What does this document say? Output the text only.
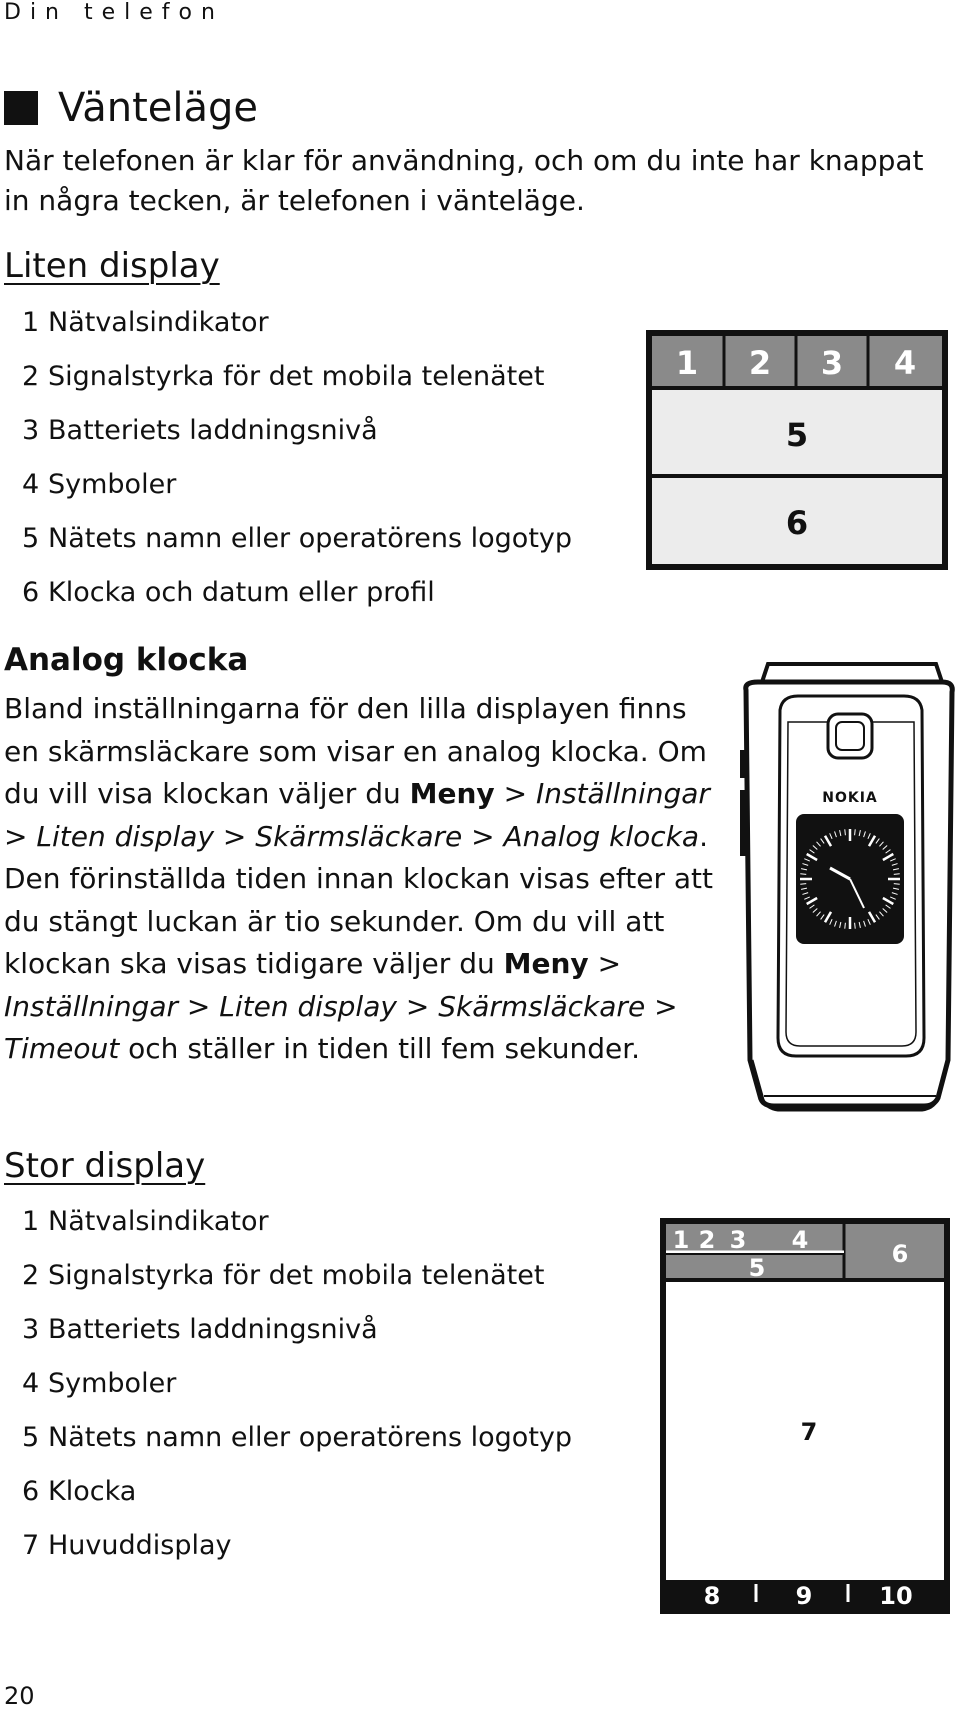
Din telefon
Vänteläge
När telefonen är klar för användning, och om du inte har knappat in några tecken, är telefonen i vänteläge.
Liten display
1 Nätvalsindikator
2 Signalstyrka för det mobila telenätet
3 Batteriets laddningsnivå
4 Symboler
5 Nätets namn eller operatörens logotyp
6 Klocka och datum eller profil
1 2 3 4
5
6
Analog klocka
Bland inställningarna för den lilla displayen finns en skärmsläckare som visar en analog klocka. Om du vill visa klockan väljer du Meny > Inställningar > Liten display > Skärmsläckare > Analog klocka. Den förinställda tiden innan klockan visas efter att du stängt luckan är tio sekunder. Om du vill att klockan ska visas tidigare väljer du Meny > Inställningar > Liten display > Skärmsläckare > Timeout och ställer in tiden till fem sekunder.
NOKIA
Stor display
1 Nätvalsindikator
2 Signalstyrka för det mobila telenätet
3 Batteriets laddningsnivå
4 Symboler
5 Nätets namn eller operatörens logotyp
6 Klocka
7 Huvuddisplay
1 2 3 4
5	6
7
8	9	10
20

= = = = = = =

REQUIREMENTS: Repeat the material above in full and exactly, apart from the pictures.

ANSWER TO THIS TASK:
What does this document say? Output the text only.
Din telefon
Vänteläge
När telefonen är klar för användning, och om du inte har knappat in några tecken, är telefonen i vänteläge.
Liten display
1 Nätvalsindikator
2 Signalstyrka för det mobila telenätet
3 Batteriets laddningsnivå
4 Symboler
5 Nätets namn eller operatörens logotyp
6 Klocka och datum eller profil
1 2 3 4
5
6
Analog klocka
Bland inställningarna för den lilla displayen finns en skärmsläckare som visar en analog klocka. Om du vill visa klockan väljer du Meny > Inställningar > Liten display > Skärmsläckare > Analog klocka. Den förinställda tiden innan klockan visas efter att du stängt luckan är tio sekunder. Om du vill att klockan ska visas tidigare väljer du Meny > Inställningar > Liten display > Skärmsläckare > Timeout och ställer in tiden till fem sekunder.
NOKIA
Stor display
1 Nätvalsindikator
2 Signalstyrka för det mobila telenätet
3 Batteriets laddningsnivå
4 Symboler
5 Nätets namn eller operatörens logotyp
6 Klocka
7 Huvuddisplay
1 2 3 4
5	6
7
8	9	10
20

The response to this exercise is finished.